▶ [Problem description] Scan the lines below for "rate"; report the number of lines that contain it, and only that.

Dataset records:
+--
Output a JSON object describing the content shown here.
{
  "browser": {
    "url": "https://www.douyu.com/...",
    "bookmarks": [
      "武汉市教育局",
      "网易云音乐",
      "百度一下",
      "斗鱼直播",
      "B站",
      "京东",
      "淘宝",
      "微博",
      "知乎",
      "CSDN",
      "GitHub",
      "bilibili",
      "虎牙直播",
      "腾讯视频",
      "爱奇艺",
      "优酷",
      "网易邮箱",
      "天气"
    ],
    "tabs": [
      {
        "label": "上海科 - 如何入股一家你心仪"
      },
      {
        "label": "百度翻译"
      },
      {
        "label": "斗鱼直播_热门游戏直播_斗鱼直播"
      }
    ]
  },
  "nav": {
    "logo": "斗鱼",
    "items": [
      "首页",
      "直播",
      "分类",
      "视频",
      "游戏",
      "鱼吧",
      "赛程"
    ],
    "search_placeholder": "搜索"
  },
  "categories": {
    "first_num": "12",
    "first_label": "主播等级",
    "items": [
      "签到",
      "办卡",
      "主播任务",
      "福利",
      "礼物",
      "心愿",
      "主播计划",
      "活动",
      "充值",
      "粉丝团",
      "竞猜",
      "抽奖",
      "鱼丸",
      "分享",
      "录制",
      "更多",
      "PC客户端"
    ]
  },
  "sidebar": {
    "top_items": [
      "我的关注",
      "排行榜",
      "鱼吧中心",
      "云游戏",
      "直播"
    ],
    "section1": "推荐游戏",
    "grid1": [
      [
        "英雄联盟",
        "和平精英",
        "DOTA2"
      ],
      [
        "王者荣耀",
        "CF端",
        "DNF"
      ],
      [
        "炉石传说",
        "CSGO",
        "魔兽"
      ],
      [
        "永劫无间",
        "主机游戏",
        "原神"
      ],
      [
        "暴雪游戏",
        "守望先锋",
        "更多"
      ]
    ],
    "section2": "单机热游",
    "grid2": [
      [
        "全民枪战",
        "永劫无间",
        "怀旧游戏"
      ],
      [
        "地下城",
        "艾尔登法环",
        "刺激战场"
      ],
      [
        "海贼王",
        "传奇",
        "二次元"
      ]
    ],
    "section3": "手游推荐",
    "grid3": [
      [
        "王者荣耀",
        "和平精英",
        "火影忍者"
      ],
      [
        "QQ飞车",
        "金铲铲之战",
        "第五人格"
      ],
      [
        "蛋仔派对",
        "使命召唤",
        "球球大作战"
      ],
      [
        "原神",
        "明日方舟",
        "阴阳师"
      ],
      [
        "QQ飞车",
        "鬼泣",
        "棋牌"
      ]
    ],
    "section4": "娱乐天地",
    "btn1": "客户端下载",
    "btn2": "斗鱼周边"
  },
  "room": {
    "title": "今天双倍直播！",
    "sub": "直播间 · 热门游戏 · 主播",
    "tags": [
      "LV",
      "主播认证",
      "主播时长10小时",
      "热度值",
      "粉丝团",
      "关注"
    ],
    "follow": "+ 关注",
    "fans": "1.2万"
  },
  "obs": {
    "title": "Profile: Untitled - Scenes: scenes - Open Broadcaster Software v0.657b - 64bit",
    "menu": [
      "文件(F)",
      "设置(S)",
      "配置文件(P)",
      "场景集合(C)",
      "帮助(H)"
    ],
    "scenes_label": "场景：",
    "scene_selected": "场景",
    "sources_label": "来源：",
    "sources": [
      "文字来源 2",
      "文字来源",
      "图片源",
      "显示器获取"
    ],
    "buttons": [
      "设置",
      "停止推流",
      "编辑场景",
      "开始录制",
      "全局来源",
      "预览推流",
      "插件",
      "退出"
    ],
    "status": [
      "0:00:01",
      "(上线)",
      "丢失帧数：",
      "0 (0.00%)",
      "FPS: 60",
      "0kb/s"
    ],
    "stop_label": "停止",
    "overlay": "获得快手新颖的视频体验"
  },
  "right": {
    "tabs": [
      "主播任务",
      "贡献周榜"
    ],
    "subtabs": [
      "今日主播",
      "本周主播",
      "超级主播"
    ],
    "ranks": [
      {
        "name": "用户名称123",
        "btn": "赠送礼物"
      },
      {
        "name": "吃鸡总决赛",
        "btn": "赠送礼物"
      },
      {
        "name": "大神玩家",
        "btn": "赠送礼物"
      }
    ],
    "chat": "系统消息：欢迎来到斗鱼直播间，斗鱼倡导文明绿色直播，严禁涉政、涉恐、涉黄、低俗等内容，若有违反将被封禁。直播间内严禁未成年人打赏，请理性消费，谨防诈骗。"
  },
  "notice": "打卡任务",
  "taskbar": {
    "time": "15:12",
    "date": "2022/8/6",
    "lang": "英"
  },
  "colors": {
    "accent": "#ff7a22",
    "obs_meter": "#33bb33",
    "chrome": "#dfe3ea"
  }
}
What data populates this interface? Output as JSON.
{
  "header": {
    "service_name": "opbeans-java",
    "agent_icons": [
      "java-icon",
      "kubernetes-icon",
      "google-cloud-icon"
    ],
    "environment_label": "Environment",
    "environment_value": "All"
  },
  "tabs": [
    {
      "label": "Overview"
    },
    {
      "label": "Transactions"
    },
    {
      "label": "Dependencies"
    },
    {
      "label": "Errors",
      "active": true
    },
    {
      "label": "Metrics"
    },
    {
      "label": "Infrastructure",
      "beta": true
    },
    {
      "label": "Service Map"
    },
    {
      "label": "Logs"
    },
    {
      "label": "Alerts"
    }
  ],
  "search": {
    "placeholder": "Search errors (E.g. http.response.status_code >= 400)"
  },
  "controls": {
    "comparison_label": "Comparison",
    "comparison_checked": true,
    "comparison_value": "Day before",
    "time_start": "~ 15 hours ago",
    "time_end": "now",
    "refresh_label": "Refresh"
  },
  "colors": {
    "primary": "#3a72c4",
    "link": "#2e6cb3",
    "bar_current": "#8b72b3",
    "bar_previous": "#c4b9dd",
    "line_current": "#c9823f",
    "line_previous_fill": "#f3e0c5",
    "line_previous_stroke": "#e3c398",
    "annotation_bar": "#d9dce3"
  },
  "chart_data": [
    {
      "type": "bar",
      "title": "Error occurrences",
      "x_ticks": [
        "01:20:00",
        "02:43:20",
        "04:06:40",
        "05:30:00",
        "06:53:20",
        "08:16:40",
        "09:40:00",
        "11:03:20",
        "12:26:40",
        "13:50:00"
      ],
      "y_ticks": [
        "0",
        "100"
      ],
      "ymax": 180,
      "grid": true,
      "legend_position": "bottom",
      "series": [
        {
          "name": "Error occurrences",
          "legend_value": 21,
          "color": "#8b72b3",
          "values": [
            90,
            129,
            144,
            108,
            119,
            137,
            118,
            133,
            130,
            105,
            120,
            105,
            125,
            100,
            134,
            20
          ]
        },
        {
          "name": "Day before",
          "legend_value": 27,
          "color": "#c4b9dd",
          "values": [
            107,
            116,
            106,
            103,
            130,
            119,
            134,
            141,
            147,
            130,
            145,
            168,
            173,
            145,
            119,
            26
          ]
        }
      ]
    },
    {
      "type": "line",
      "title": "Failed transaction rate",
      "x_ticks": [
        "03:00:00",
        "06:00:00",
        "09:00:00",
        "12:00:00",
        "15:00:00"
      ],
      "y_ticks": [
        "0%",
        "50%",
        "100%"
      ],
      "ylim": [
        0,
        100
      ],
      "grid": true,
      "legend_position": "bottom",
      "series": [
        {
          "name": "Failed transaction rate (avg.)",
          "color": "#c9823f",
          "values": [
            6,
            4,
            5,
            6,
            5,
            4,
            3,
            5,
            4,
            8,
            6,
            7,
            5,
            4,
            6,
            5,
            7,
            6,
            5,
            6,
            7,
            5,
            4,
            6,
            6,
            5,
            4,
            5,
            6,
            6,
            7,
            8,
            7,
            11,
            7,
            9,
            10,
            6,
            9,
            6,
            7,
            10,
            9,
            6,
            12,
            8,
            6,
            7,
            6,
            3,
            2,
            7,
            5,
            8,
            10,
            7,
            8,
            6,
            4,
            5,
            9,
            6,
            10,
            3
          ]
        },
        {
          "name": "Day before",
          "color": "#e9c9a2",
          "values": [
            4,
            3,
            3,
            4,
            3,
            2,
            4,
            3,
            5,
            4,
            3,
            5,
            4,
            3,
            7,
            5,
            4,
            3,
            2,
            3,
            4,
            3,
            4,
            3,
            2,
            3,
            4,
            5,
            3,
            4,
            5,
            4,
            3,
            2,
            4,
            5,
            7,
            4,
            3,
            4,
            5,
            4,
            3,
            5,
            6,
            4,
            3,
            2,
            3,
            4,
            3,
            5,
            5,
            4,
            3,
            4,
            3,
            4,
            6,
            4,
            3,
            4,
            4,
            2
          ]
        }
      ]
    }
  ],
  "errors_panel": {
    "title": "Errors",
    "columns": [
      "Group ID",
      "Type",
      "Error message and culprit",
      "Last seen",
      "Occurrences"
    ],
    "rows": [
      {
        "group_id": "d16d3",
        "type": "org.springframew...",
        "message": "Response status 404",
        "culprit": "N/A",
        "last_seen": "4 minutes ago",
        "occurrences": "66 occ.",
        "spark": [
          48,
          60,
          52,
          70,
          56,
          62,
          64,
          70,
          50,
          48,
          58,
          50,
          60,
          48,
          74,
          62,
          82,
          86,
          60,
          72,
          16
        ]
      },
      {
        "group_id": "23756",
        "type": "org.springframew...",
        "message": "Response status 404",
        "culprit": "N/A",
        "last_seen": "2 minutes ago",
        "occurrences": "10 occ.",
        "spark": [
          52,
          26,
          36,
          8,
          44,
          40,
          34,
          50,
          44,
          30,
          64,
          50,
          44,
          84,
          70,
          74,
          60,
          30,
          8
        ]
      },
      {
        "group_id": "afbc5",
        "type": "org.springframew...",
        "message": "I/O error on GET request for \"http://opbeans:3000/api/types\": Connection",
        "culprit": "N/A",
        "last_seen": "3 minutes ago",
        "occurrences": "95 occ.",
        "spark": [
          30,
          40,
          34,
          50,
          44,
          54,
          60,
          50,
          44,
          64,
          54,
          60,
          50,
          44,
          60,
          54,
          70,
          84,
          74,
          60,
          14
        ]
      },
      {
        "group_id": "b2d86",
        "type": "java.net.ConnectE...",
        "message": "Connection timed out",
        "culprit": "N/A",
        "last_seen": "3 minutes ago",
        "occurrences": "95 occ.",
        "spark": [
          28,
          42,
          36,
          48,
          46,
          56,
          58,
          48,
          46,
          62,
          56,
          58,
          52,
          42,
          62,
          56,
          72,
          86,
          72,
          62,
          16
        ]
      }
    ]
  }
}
+--
▶ [Written response] 2